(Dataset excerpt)
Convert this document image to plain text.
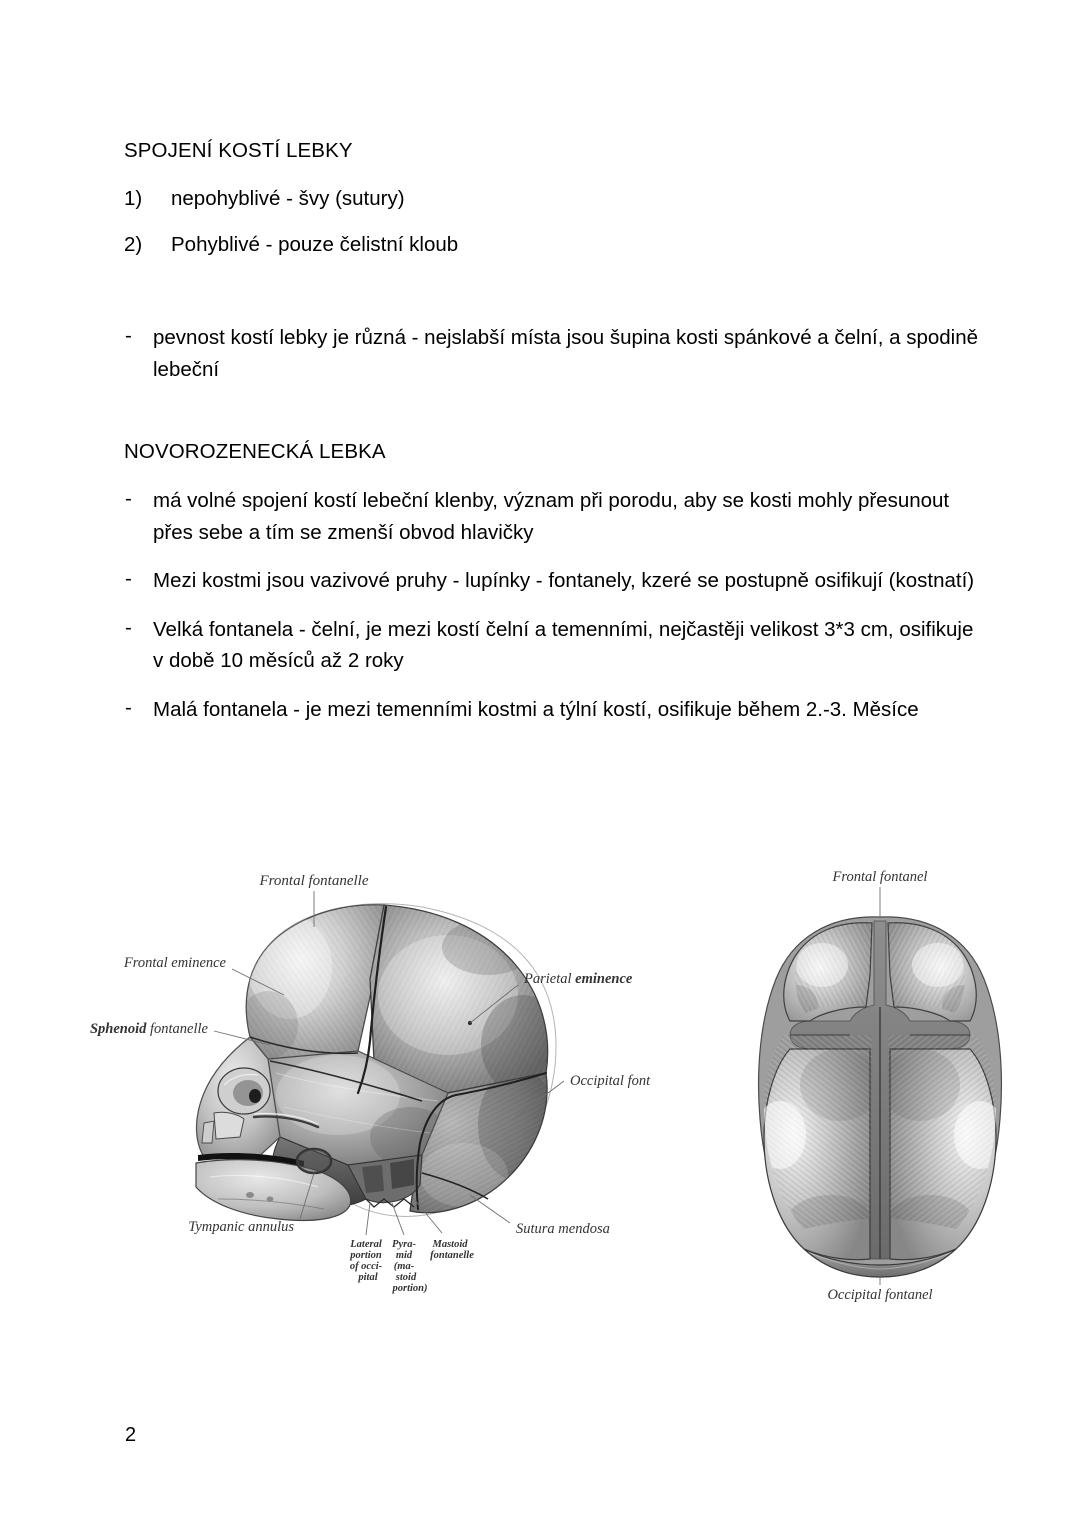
SPOJENÍ KOSTÍ LEBKY
1)	nepohyblivé - švy (sutury)
2)	Pohyblivé - pouze čelistní kloub
- pevnost kostí lebky je různá - nejslabší místa jsou šupina kosti spánkové a čelní, a spodině lebeční
NOVOROZENECKÁ LEBKA
- má volné spojení kostí lebeční klenby, význam při porodu, aby se kosti mohly přesunout přes sebe a tím se zmenší obvod hlavičky
- Mezi kostmi jsou vazivové pruhy - lupínky - fontanely, kzeré se postupně osifikují (kostnatí)
- Velká fontanela - čelní, je mezi kostí čelní a temenními, nejčastěji velikost 3*3 cm, osifikuje v době 10 měsíců až 2 roky
- Malá fontanela - je mezi temenními kostmi a týlní kostí, osifikuje během 2.-3. Měsíce
Frontal fontanelle
Frontal eminence
Sphenoid fontanelle
Parietal eminence
Occipital font
Tympanic annulus	Sutura mendosa
Lateral
portion
of occi-
pital
Pyra-
mid
(ma-
stoid
portion)
Mastoid
fontanelle
Frontal fontanel
Occipital fontanel
2
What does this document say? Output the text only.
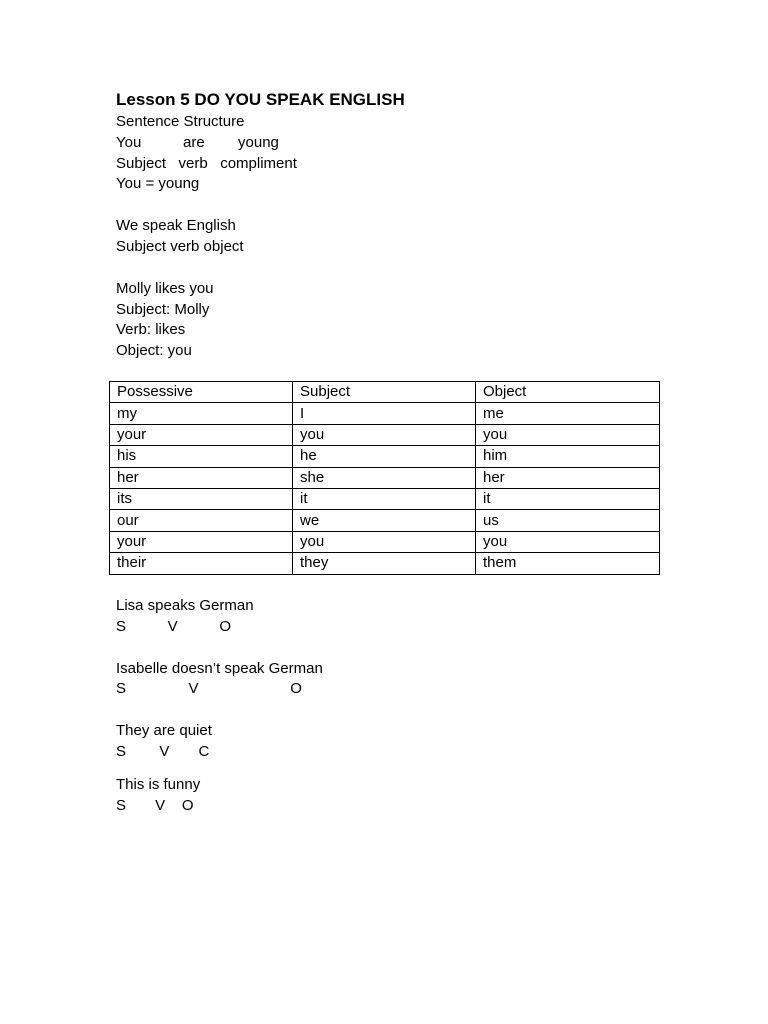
Lesson 5 DO YOU SPEAK ENGLISH
Sentence Structure
You          are        young
Subject   verb   compliment
You = young
We speak English
Subject verb object
Molly likes you
Subject: Molly
Verb: likes
Object: you
Possessive	Subject	Object
my	I	me
your	you	you
his	he	him
her	she	her
its	it	it
our	we	us
your	you	you
their	they	them
Lisa speaks German
S          V          O
Isabelle doesn’t speak German
S               V                      O
They are quiet
S        V       C
This is funny
S       V    O
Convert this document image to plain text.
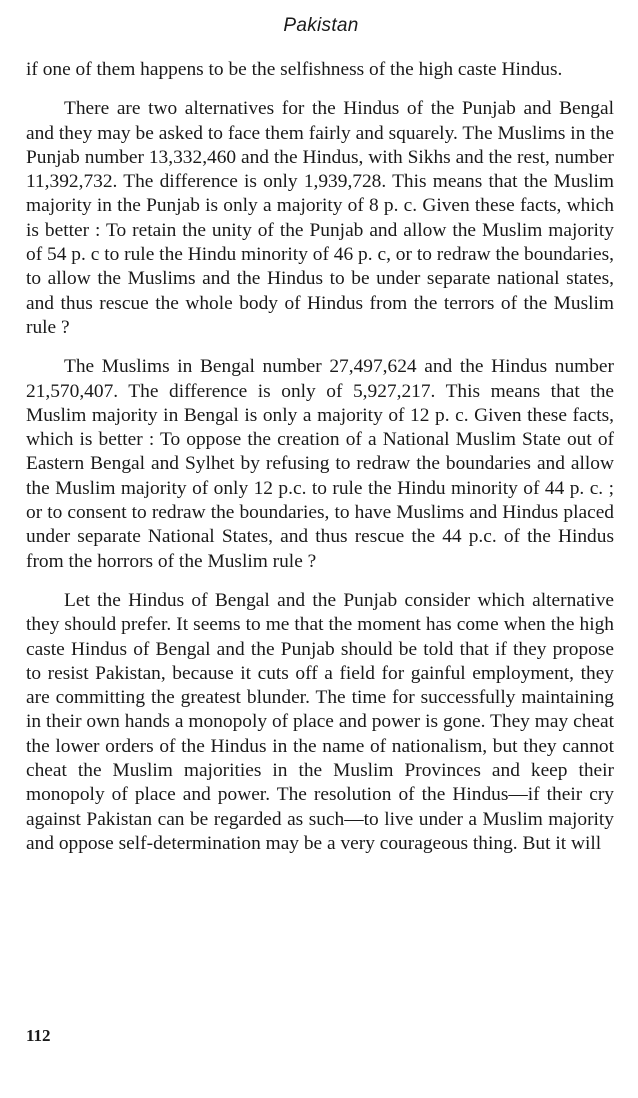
Pakistan

if one of them happens to be the selfishness of the high caste Hindus.

There are two alternatives for the Hindus of the Punjab and Bengal and they may be asked to face them fairly and squarely. The Muslims in the Punjab number 13,332,460 and the Hindus, with Sikhs and the rest, number 11,392,732. The difference is only 1,939,728. This means that the Muslim majority in the Punjab is only a majority of 8 p. c. Given these facts, which is better : To retain the unity of the Punjab and allow the Muslim majority of 54 p. c to rule the Hindu minority of 46 p. c, or to redraw the boundaries, to allow the Muslims and the Hindus to be under separate national states, and thus rescue the whole body of Hindus from the terrors of the Muslim rule ?

The Muslims in Bengal number 27,497,624 and the Hindus number 21,570,407. The difference is only of 5,927,217. This means that the Muslim majority in Bengal is only a majority of 12 p. c. Given these facts, which is better : To oppose the creation of a National Muslim State out of Eastern Bengal and Sylhet by refusing to redraw the boundaries and allow the Muslim majority of only 12 p.c. to rule the Hindu minority of 44 p. c. ; or to consent to redraw the boundaries, to have Muslims and Hindus placed under separate National States, and thus rescue the 44 p.c. of the Hindus from the horrors of the Muslim rule ?

Let the Hindus of Bengal and the Punjab consider which alternative they should prefer. It seems to me that the moment has come when the high caste Hindus of Bengal and the Punjab should be told that if they propose to resist Pakistan, because it cuts off a field for gainful employment, they are committing the greatest blunder. The time for successfully maintaining in their own hands a monopoly of place and power is gone. They may cheat the lower orders of the Hindus in the name of nationalism, but they cannot cheat the Muslim majorities in the Muslim Provinces and keep their monopoly of place and power. The resolution of the Hindus—if their cry against Pakistan can be regarded as such—to live under a Muslim majority and oppose self-determination may be a very courageous thing. But it will

112
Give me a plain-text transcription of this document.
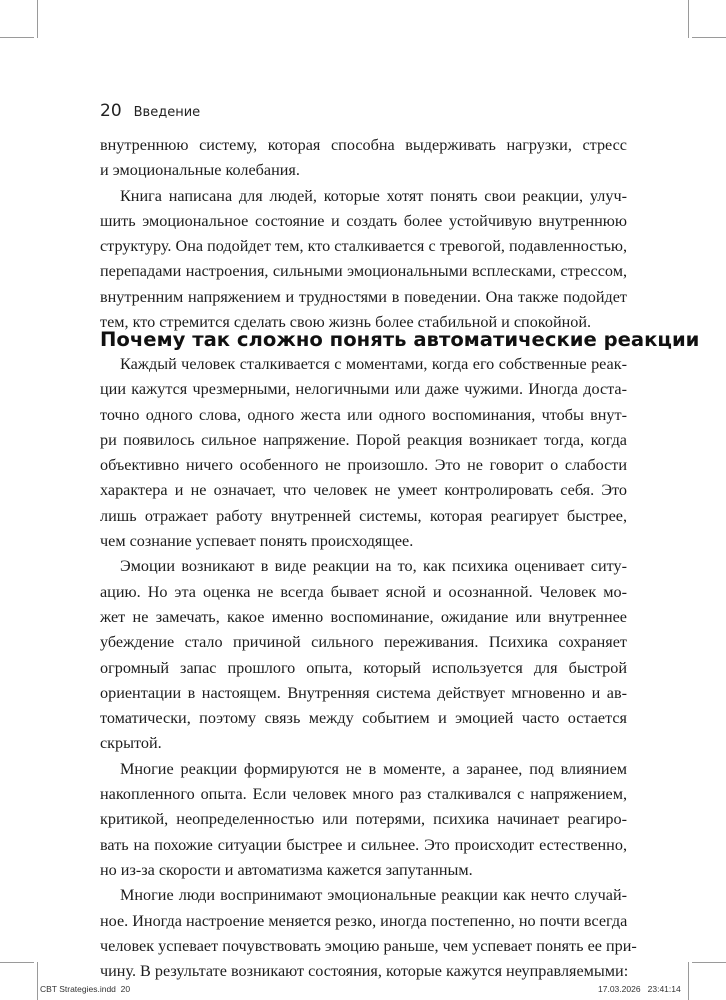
20 Введение
внутреннюю систему, которая способна выдерживать нагрузки, стресс
и эмоциональные колебания.
Книга написана для людей, которые хотят понять свои реакции, улуч-
шить эмоциональное состояние и создать более устойчивую внутреннюю
структуру. Она подойдет тем, кто сталкивается с тревогой, подавленностью,
перепадами настроения, сильными эмоциональными всплесками, стрессом,
внутренним напряжением и трудностями в поведении. Она также подойдет
тем, кто стремится сделать свою жизнь более стабильной и спокойной.
Почему так сложно понять автоматические реакции
Каждый человек сталкивается с моментами, когда его собственные реак-
ции кажутся чрезмерными, нелогичными или даже чужими. Иногда доста-
точно одного слова, одного жеста или одного воспоминания, чтобы внут-
ри появилось сильное напряжение. Порой реакция возникает тогда, когда
объективно ничего особенного не произошло. Это не говорит о слабости
характера и не означает, что человек не умеет контролировать себя. Это
лишь отражает работу внутренней системы, которая реагирует быстрее,
чем сознание успевает понять происходящее.
Эмоции возникают в виде реакции на то, как психика оценивает ситу-
ацию. Но эта оценка не всегда бывает ясной и осознанной. Человек мо-
жет не замечать, какое именно воспоминание, ожидание или внутреннее
убеждение стало причиной сильного переживания. Психика сохраняет
огромный запас прошлого опыта, который используется для быстрой
ориентации в настоящем. Внутренняя система действует мгновенно и ав-
томатически, поэтому связь между событием и эмоцией часто остается
скрытой.
Многие реакции формируются не в моменте, а заранее, под влиянием
накопленного опыта. Если человек много раз сталкивался с напряжением,
критикой, неопределенностью или потерями, психика начинает реагиро-
вать на похожие ситуации быстрее и сильнее. Это происходит естественно,
но из-за скорости и автоматизма кажется запутанным.
Многие люди воспринимают эмоциональные реакции как нечто случай-
ное. Иногда настроение меняется резко, иногда постепенно, но почти всегда
человек успевает почувствовать эмоцию раньше, чем успевает понять ее при-
чину. В результате возникают состояния, которые кажутся неуправляемыми:
CBT Strategies.indd 20	17.03.2026 23:41:14
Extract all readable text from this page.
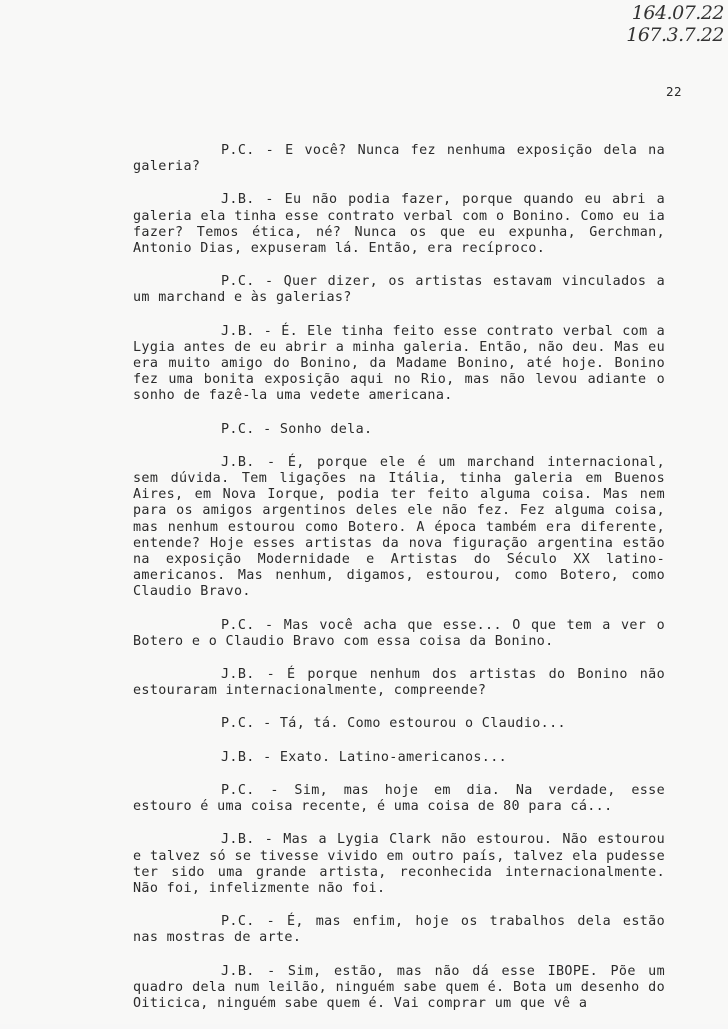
164.07.22
167.3.7.22
22

P.C. - E você? Nunca fez nenhuma exposição dela na galeria?

J.B. - Eu não podia fazer, porque quando eu abri a galeria ela tinha esse contrato verbal com o Bonino. Como eu ia fazer? Temos ética, né? Nunca os que eu expunha, Gerchman, Antonio Dias, expuseram lá. Então, era recíproco.

P.C. - Quer dizer, os artistas estavam vinculados a um marchand e às galerias?

J.B. - É. Ele tinha feito esse contrato verbal com a Lygia antes de eu abrir a minha galeria. Então, não deu. Mas eu era muito amigo do Bonino, da Madame Bonino, até hoje. Bonino fez uma bonita exposição aqui no Rio, mas não levou adiante o sonho de fazê-la uma vedete americana.

P.C. - Sonho dela.

J.B. - É, porque ele é um marchand internacional, sem dúvida. Tem ligações na Itália, tinha galeria em Buenos Aires, em Nova Iorque, podia ter feito alguma coisa. Mas nem para os amigos argentinos deles ele não fez. Fez alguma coisa, mas nenhum estourou como Botero. A época também era diferente, entende? Hoje esses artistas da nova figuração argentina estão na exposição Modernidade e Artistas do Século XX latino-americanos. Mas nenhum, digamos, estourou, como Botero, como Claudio Bravo.

P.C. - Mas você acha que esse... O que tem a ver o Botero e o Claudio Bravo com essa coisa da Bonino.

J.B. - É porque nenhum dos artistas do Bonino não estouraram internacionalmente, compreende?

P.C. - Tá, tá. Como estourou o Claudio...

J.B. - Exato. Latino-americanos...

P.C. - Sim, mas hoje em dia. Na verdade, esse estouro é uma coisa recente, é uma coisa de 80 para cá...

J.B. - Mas a Lygia Clark não estourou. Não estourou e talvez só se tivesse vivido em outro país, talvez ela pudesse ter sido uma grande artista, reconhecida internacionalmente. Não foi, infelizmente não foi.

P.C. - É, mas enfim, hoje os trabalhos dela estão nas mostras de arte.

J.B. - Sim, estão, mas não dá esse IBOPE. Põe um quadro dela num leilão, ninguém sabe quem é. Bota um desenho do Oiticica, ninguém sabe quem é. Vai comprar um que vê a
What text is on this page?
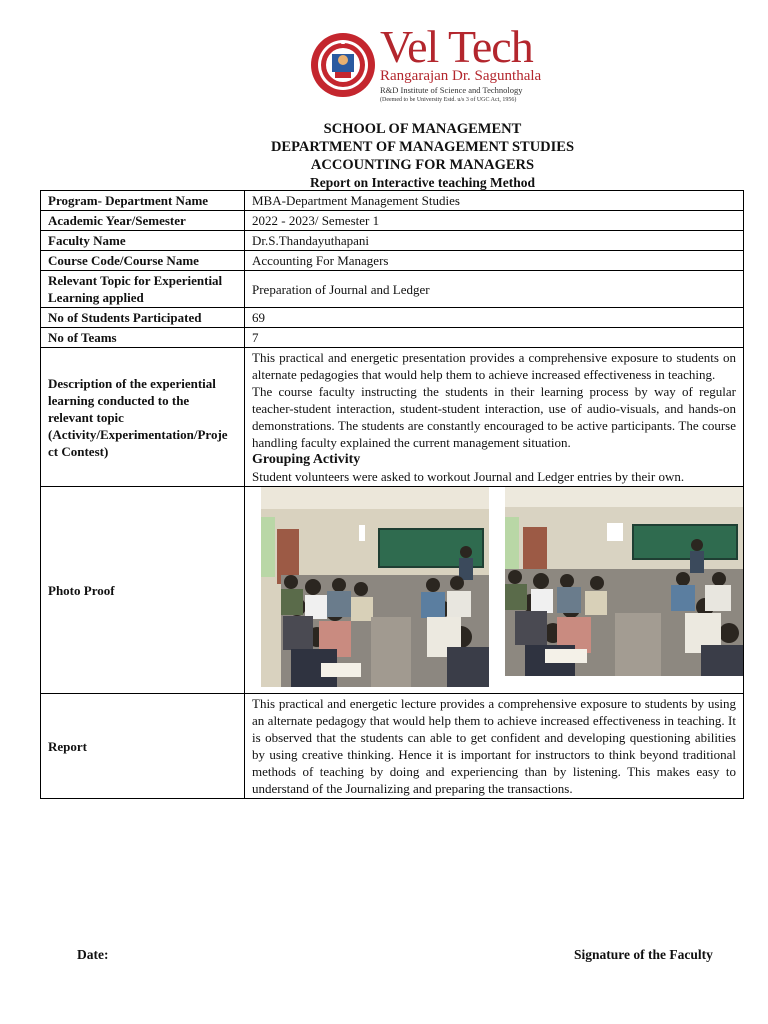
Vel Tech
Rangarajan Dr. Sagunthala
R&D Institute of Science and Technology
(Deemed to be University Estd. u/s 3 of UGC Act, 1956)
SCHOOL OF MANAGEMENT
DEPARTMENT OF MANAGEMENT STUDIES
ACCOUNTING FOR MANAGERS
Report on Interactive teaching Method
Program- Department Name	MBA-Department Management Studies
Academic Year/Semester	2022 - 2023/ Semester 1
Faculty Name	Dr.S.Thandayuthapani
Course Code/Course Name	Accounting For Managers
Relevant Topic for Experiential Learning applied	Preparation of Journal and Ledger
No of Students Participated	69
No of Teams	7
Description of the experiential learning conducted to the relevant topic (Activity/Experimentation/Proje ct Contest)	This practical and energetic presentation provides a comprehensive exposure to students on alternate pedagogies that would help them to achieve increased effectiveness in teaching.

The course faculty instructing the students in their learning process by way of regular teacher-student interaction, student-student interaction, use of audio-visuals, and hands-on demonstrations. The students are constantly encouraged to be active participants. The course handling faculty explained the current management situation.

Grouping Activity

Student volunteers were asked to workout Journal and Ledger entries by their own.

Photo Proof	

Report	This practical and energetic lecture provides a comprehensive exposure to students by using an alternate pedagogy that would help them to achieve increased effectiveness in teaching. It is observed that the students can able to get confident and developing questioning abilities by using creative thinking. Hence it is important for instructors to think beyond traditional methods of teaching by doing and experiencing than by listening. This makes easy to understand of the Journalizing and preparing the transactions.

Date:	Signature of the Faculty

* _WHAT THE EXERCISE ASKS_:
Show every line from the entries above in which the word "более" appears.

* _TASK RESULT_:
шить эмоциональное состояние и создать более устойчивую внутреннюю
тем, кто стремится сделать свою жизнь более стабильной и спокойной.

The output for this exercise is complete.